§ Objective: Using the data below, copy each line that includes the word "this".

[Data excerpts]
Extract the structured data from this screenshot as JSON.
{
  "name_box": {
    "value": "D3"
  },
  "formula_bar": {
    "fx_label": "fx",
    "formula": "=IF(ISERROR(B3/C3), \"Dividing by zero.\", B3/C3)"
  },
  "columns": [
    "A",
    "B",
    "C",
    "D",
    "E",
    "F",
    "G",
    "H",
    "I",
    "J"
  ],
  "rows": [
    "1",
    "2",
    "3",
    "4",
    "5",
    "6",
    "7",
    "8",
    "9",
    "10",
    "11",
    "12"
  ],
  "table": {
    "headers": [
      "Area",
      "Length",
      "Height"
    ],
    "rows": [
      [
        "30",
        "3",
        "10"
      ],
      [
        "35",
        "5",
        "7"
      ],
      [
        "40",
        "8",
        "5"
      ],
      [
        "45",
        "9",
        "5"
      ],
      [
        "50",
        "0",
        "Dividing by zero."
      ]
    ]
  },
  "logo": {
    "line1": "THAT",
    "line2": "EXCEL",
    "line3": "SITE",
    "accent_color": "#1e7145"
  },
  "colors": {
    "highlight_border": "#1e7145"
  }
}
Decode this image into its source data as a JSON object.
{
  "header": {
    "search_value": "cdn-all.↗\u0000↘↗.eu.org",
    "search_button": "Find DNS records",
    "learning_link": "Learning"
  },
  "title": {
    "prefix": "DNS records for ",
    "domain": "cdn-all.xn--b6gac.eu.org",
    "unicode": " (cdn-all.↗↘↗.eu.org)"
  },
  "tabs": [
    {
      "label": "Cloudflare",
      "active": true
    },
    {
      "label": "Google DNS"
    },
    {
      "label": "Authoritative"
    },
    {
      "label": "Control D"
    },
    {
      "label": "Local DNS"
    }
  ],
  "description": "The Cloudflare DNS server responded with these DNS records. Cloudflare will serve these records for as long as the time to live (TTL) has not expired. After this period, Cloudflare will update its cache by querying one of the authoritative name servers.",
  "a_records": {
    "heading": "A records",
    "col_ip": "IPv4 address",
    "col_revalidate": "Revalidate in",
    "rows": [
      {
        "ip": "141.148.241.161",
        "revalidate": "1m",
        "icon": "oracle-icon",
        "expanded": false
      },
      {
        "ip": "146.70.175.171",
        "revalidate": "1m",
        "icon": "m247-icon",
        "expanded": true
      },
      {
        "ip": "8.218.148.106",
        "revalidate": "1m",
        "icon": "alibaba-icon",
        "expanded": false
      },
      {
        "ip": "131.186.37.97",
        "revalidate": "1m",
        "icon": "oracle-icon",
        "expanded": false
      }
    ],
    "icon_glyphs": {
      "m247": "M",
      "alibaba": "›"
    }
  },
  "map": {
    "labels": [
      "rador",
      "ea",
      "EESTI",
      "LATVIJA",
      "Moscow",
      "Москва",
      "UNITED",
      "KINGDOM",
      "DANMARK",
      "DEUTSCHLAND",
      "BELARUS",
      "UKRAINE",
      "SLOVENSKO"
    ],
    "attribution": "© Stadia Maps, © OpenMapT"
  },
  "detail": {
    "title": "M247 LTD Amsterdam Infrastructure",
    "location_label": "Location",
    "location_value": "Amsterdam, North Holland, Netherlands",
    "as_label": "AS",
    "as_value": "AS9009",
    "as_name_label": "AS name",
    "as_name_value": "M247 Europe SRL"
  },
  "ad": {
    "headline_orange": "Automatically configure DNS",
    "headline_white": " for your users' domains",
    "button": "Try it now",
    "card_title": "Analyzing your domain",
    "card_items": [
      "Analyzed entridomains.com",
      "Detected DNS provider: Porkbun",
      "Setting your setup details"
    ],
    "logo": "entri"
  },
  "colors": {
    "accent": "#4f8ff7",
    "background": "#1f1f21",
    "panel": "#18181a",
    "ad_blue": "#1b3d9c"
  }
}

§ Task result:
Extract the structured data from this screenshot as JSON.
Decode this image into its source data as a JSON object.
  "description": "The Cloudflare DNS server responded with these DNS records. Cloudflare will serve these records for as long as the time to live (TTL) has not expired. After this period, Cloudflare will update its cache by querying one of the authoritative name servers.",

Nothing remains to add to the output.